Extract the text of each entry below exactly, leaving every image behind.

**** ENTRIES

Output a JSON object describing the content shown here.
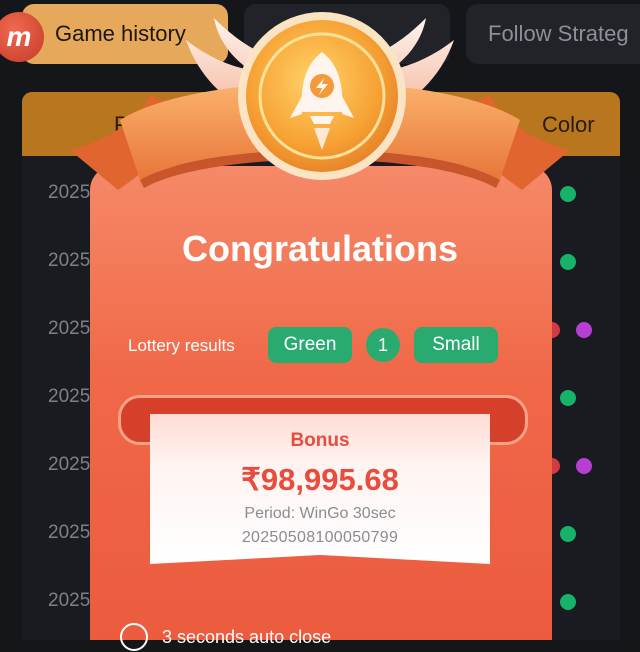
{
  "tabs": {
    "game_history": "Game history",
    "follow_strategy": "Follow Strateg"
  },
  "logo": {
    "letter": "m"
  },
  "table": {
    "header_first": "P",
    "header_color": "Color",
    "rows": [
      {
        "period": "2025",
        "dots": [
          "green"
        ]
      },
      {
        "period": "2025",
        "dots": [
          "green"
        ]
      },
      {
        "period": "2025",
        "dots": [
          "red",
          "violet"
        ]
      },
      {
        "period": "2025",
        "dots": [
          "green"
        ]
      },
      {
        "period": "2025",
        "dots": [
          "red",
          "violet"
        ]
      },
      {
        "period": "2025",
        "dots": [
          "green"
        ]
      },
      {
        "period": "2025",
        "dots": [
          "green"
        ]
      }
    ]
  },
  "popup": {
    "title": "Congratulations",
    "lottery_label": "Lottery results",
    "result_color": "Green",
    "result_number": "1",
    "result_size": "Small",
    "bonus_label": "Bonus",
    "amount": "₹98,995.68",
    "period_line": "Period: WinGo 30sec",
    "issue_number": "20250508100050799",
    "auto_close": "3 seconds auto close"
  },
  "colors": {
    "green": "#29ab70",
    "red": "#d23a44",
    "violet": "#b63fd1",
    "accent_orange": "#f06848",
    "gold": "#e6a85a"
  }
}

********

→ **FINISHED EXERCISE**
Output a JSON object describing the content shown here.
{
  "tabs": {
    "game_history": "Game history",
    "follow_strategy": "Follow Strateg"
  },
  "logo": {
    "letter": "m"
  },
  "table": {
    "header_first": "P",
    "header_color": "Color",
    "rows": [
      {
        "period": "2025",
        "dots": [
          "green"
        ]
      },
      {
        "period": "2025",
        "dots": [
          "green"
        ]
      },
      {
        "period": "2025",
        "dots": [
          "red",
          "violet"
        ]
      },
      {
        "period": "2025",
        "dots": [
          "green"
        ]
      },
      {
        "period": "2025",
        "dots": [
          "red",
          "violet"
        ]
      },
      {
        "period": "2025",
        "dots": [
          "green"
        ]
      },
      {
        "period": "2025",
        "dots": [
          "green"
        ]
      }
    ]
  },
  "popup": {
    "title": "Congratulations",
    "lottery_label": "Lottery results",
    "result_color": "Green",
    "result_number": "1",
    "result_size": "Small",
    "bonus_label": "Bonus",
    "amount": "₹98,995.68",
    "period_line": "Period: WinGo 30sec",
    "issue_number": "20250508100050799",
    "auto_close": "3 seconds auto close"
  },
  "colors": {
    "green": "#29ab70",
    "red": "#d23a44",
    "violet": "#b63fd1",
    "accent_orange": "#f06848",
    "gold": "#e6a85a"
  }
}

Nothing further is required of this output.